● Text under study:
/---

SMS & Payment Reminders: MessageMedia White Paper

Why use SMS for Collections?

Increase collections | Increase cash flow | Reduce costs

The old adage ‘cash is king’ is still true today, where cash flow is one of the critical components of business success. This is especially true for small and mid-sized organisations where cash flow issues have been shown to be one of leading causes for the failure of a business. If they survive, companies that continue to ignore good cash flow practices may find themselves in a position where they can’t make the investments they need to compete, or have to borrow money in order to function.

There are a number of practical steps businesses can undertake in order to better manage their cash flow such as collecting receivables, tightening credit requirements, increasing sales, discounting prices or taking out a loan.

In terms of collecting receivables, the primary goal is to recover debt or improve debt collection. The age of accounts receivable ratio will vary from industry to industry and business to business. There are a number of organisations carrying as much as 40% of their receivables over 90 days, and they have no clue how much of that 40% they can reasonably expect to see paid.

\---

● Data to examine:
/---

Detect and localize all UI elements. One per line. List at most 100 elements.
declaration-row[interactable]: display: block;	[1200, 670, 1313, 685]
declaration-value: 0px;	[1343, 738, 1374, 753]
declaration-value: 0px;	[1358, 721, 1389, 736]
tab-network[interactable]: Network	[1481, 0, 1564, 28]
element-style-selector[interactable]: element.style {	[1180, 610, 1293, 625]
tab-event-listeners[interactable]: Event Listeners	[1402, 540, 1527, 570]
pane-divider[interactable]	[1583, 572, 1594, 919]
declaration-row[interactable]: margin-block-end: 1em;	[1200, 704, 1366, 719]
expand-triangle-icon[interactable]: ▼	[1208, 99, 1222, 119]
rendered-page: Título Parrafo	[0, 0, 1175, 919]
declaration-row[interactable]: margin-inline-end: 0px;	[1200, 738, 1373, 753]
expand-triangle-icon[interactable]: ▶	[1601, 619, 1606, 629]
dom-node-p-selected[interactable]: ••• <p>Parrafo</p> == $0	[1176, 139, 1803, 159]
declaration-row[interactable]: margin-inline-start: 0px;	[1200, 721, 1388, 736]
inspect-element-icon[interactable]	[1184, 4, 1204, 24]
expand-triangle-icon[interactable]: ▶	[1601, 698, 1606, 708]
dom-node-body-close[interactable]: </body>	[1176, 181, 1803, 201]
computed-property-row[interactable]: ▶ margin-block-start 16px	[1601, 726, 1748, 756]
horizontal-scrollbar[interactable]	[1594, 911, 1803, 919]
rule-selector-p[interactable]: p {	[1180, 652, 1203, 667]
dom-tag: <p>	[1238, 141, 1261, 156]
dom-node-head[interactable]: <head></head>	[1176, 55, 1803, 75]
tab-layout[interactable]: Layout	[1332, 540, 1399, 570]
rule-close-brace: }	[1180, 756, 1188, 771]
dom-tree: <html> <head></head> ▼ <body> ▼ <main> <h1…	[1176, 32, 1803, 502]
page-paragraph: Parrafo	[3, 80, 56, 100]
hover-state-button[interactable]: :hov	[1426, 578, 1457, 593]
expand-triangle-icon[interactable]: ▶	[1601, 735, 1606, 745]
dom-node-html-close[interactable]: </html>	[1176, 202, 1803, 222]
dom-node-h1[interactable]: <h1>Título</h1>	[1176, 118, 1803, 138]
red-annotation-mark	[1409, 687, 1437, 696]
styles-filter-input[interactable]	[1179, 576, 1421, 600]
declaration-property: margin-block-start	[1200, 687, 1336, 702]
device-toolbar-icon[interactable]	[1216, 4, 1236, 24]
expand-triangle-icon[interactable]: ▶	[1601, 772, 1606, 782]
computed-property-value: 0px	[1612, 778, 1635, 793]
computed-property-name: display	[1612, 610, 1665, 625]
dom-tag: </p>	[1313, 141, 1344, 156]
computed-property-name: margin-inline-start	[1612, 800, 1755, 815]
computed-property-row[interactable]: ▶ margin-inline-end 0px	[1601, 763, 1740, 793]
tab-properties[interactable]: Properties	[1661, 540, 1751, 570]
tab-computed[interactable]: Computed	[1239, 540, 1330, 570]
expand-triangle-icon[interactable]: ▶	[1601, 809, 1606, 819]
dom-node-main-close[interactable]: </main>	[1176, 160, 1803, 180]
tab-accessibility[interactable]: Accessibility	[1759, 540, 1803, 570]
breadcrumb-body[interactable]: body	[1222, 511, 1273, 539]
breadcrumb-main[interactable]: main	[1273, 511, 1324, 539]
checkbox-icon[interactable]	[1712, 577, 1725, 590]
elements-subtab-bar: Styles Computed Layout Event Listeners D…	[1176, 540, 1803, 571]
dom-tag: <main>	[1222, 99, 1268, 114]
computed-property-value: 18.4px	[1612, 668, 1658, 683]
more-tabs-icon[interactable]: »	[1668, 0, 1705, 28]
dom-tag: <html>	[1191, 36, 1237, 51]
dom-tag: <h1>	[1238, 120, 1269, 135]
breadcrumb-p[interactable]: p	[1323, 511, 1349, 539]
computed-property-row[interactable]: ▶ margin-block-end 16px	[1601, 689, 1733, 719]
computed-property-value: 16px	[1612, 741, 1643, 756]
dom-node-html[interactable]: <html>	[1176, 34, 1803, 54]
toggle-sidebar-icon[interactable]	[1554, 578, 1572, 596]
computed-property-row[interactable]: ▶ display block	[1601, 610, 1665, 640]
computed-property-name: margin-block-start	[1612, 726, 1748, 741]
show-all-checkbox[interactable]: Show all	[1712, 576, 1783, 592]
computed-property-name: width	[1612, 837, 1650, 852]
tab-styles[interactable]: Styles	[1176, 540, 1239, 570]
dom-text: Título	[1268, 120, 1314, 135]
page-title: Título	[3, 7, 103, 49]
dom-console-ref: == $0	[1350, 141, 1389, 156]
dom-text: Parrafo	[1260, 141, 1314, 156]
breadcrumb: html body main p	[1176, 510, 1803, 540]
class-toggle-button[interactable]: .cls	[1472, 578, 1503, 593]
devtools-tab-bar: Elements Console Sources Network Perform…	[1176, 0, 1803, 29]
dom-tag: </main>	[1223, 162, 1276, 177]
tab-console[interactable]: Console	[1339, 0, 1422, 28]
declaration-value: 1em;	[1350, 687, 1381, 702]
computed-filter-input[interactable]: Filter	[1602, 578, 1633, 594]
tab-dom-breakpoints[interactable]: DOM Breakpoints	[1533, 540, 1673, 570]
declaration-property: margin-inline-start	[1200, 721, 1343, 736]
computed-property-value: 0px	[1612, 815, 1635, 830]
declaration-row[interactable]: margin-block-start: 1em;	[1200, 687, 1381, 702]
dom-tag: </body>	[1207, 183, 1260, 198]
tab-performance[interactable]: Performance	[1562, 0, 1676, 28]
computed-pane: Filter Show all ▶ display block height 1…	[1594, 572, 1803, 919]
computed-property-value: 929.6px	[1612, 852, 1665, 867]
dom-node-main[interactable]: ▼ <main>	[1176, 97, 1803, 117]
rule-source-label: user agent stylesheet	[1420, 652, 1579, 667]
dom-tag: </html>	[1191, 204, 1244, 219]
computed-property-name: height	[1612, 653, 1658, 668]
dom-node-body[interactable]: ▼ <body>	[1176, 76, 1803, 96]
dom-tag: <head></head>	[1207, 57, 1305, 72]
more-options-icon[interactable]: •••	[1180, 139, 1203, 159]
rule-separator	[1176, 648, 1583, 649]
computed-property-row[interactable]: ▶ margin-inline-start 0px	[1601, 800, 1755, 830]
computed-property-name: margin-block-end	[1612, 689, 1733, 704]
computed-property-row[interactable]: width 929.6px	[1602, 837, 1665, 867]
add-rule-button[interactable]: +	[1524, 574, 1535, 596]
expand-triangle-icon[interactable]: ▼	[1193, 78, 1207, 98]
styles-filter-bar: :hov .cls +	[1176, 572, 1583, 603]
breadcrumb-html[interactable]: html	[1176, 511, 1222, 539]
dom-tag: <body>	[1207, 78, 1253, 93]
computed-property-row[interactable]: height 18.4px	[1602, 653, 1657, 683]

\---

● Task brief:
Please answer these questions about the SMS payment reminders white paper:
1. For which organisations does the white paper say cash flow issues are a leading cause of business failure?
2. What is the primary goal in collecting receivables?
3. How much of their receivables do some organisations carry over 90 days?

● Exercise answer:
1. Small and mid-sized organisations.
2. To recover debt or improve debt collection.
3. As much as 40%.